====== Recorded data ======

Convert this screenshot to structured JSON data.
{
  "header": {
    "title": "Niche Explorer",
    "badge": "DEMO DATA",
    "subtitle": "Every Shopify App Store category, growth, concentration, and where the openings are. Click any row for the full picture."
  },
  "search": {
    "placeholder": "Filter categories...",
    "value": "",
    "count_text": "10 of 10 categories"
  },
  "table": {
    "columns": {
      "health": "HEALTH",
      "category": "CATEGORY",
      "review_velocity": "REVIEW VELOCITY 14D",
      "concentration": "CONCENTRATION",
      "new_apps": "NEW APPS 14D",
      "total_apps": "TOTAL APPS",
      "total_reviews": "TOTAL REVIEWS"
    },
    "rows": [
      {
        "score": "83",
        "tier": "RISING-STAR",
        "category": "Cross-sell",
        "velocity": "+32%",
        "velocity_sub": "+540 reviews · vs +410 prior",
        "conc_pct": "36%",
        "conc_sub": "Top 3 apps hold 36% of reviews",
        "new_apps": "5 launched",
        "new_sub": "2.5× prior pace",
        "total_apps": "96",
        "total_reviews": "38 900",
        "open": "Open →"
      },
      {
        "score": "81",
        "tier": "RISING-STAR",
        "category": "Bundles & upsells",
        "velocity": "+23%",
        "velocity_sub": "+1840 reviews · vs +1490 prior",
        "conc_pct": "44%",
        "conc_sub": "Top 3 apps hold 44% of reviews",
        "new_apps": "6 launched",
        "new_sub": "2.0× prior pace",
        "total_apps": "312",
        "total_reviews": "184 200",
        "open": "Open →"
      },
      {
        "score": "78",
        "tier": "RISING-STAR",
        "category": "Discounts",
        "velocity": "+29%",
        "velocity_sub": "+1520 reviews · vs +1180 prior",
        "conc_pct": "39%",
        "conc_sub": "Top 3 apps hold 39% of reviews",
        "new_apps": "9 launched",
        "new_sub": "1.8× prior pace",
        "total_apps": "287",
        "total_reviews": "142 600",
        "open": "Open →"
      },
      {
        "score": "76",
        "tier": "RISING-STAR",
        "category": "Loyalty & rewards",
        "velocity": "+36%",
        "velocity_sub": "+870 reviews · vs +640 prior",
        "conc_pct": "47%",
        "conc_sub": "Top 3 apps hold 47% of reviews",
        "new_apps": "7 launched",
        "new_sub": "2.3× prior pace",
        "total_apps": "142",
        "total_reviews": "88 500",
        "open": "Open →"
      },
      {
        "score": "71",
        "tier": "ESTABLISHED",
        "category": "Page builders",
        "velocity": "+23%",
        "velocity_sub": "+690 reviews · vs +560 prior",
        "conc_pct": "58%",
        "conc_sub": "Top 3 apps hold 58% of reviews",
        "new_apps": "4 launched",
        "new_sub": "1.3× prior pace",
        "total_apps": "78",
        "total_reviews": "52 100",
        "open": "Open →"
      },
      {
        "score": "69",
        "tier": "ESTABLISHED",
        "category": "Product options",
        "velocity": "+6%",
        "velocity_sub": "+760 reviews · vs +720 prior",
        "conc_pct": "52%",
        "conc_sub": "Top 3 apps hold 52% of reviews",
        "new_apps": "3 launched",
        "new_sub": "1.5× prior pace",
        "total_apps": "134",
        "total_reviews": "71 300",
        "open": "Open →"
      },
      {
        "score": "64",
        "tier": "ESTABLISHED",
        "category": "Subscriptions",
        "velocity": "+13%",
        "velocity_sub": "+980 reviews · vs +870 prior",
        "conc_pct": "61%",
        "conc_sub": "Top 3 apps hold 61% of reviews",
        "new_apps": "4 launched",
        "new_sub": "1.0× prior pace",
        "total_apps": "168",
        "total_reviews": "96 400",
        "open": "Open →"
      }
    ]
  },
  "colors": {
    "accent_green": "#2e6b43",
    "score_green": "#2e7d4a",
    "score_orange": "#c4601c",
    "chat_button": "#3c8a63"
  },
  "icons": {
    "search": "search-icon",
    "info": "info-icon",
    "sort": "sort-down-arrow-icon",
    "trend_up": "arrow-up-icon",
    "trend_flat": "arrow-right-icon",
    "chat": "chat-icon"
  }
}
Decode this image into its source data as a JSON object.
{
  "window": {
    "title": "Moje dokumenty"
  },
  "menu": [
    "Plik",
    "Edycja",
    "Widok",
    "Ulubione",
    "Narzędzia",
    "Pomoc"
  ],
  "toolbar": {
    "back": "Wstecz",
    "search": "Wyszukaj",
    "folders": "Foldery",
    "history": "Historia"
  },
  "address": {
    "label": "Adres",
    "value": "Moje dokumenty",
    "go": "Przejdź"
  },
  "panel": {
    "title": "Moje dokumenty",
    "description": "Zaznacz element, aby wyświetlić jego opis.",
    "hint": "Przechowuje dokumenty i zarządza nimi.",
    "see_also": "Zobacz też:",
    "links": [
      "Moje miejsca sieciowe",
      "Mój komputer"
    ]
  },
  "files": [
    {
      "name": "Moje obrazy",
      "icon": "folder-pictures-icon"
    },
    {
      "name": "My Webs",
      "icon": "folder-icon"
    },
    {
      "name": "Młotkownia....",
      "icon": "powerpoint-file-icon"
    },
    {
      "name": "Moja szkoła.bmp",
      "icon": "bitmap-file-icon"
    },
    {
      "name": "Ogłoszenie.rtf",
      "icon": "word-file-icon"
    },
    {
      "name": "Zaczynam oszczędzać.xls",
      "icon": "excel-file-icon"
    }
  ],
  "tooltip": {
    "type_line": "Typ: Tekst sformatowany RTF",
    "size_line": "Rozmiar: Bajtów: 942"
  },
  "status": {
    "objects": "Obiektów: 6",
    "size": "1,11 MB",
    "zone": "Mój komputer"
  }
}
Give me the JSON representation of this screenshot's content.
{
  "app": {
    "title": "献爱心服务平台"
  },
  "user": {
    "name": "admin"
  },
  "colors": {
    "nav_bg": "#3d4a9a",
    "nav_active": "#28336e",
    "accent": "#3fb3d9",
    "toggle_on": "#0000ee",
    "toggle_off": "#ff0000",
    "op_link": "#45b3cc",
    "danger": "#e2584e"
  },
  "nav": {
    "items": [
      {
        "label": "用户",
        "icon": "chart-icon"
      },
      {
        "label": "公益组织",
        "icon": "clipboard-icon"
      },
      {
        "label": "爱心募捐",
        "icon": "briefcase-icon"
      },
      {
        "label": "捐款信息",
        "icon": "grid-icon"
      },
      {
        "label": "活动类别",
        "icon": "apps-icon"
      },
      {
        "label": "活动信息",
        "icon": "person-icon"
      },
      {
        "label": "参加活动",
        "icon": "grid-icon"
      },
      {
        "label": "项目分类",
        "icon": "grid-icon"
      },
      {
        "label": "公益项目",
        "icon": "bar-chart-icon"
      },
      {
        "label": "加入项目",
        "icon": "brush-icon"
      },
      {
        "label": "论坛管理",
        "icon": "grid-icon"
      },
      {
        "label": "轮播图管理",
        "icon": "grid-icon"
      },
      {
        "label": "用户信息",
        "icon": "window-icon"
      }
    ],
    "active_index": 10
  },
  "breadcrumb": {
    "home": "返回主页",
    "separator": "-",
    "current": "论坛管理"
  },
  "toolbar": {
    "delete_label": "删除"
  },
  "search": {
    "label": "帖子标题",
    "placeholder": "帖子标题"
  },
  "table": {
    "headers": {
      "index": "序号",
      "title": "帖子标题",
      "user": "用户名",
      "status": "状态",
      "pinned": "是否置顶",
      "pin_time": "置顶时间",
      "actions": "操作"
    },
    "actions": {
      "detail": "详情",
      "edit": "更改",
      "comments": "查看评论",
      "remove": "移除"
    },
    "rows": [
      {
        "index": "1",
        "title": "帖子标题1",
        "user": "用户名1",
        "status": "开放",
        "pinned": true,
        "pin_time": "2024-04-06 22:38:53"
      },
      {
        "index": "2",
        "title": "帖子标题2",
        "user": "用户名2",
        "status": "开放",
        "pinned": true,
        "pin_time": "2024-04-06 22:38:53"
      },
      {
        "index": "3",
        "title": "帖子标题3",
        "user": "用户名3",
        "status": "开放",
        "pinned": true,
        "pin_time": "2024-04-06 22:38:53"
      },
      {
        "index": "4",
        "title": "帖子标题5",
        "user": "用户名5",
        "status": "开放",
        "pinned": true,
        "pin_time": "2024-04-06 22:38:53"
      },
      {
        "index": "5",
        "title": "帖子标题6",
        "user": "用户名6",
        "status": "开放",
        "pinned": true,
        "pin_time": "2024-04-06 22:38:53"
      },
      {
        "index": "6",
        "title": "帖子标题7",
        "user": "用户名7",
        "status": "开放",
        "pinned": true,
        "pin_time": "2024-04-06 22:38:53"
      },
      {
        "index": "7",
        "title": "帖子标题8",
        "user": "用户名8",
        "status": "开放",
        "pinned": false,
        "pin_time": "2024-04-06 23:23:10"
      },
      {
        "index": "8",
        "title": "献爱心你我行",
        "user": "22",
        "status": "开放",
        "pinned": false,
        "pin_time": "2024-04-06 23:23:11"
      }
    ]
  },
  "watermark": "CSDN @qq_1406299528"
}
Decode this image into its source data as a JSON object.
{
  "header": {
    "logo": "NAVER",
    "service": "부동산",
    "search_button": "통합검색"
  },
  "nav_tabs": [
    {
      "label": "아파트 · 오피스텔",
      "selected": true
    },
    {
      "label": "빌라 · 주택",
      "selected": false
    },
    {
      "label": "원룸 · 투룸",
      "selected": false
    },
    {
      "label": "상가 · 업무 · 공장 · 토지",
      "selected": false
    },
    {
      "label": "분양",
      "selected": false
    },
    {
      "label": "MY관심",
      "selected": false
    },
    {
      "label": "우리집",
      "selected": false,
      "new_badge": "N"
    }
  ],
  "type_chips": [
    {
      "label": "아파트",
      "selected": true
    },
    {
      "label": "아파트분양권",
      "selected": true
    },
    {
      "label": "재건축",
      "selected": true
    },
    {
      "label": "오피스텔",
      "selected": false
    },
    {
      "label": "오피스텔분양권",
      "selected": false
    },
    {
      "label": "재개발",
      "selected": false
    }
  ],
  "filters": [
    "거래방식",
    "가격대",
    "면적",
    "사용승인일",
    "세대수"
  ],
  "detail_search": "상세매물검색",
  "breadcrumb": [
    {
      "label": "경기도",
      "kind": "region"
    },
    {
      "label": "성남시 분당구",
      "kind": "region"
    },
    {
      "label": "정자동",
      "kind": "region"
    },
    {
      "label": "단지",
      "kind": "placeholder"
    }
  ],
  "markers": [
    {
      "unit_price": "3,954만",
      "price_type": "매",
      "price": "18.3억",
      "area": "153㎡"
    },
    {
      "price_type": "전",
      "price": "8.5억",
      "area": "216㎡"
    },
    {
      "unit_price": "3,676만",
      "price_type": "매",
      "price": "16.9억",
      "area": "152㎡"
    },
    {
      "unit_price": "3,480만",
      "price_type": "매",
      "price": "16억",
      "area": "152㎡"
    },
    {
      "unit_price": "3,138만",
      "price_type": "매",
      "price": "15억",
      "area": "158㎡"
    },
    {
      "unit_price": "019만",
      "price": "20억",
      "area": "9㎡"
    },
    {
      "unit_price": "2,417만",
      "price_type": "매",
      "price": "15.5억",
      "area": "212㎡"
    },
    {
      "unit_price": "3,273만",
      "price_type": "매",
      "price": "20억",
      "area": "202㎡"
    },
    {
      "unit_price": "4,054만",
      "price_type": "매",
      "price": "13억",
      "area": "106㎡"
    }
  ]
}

======

Answer with a single number: the count of lines holding the word "category".

9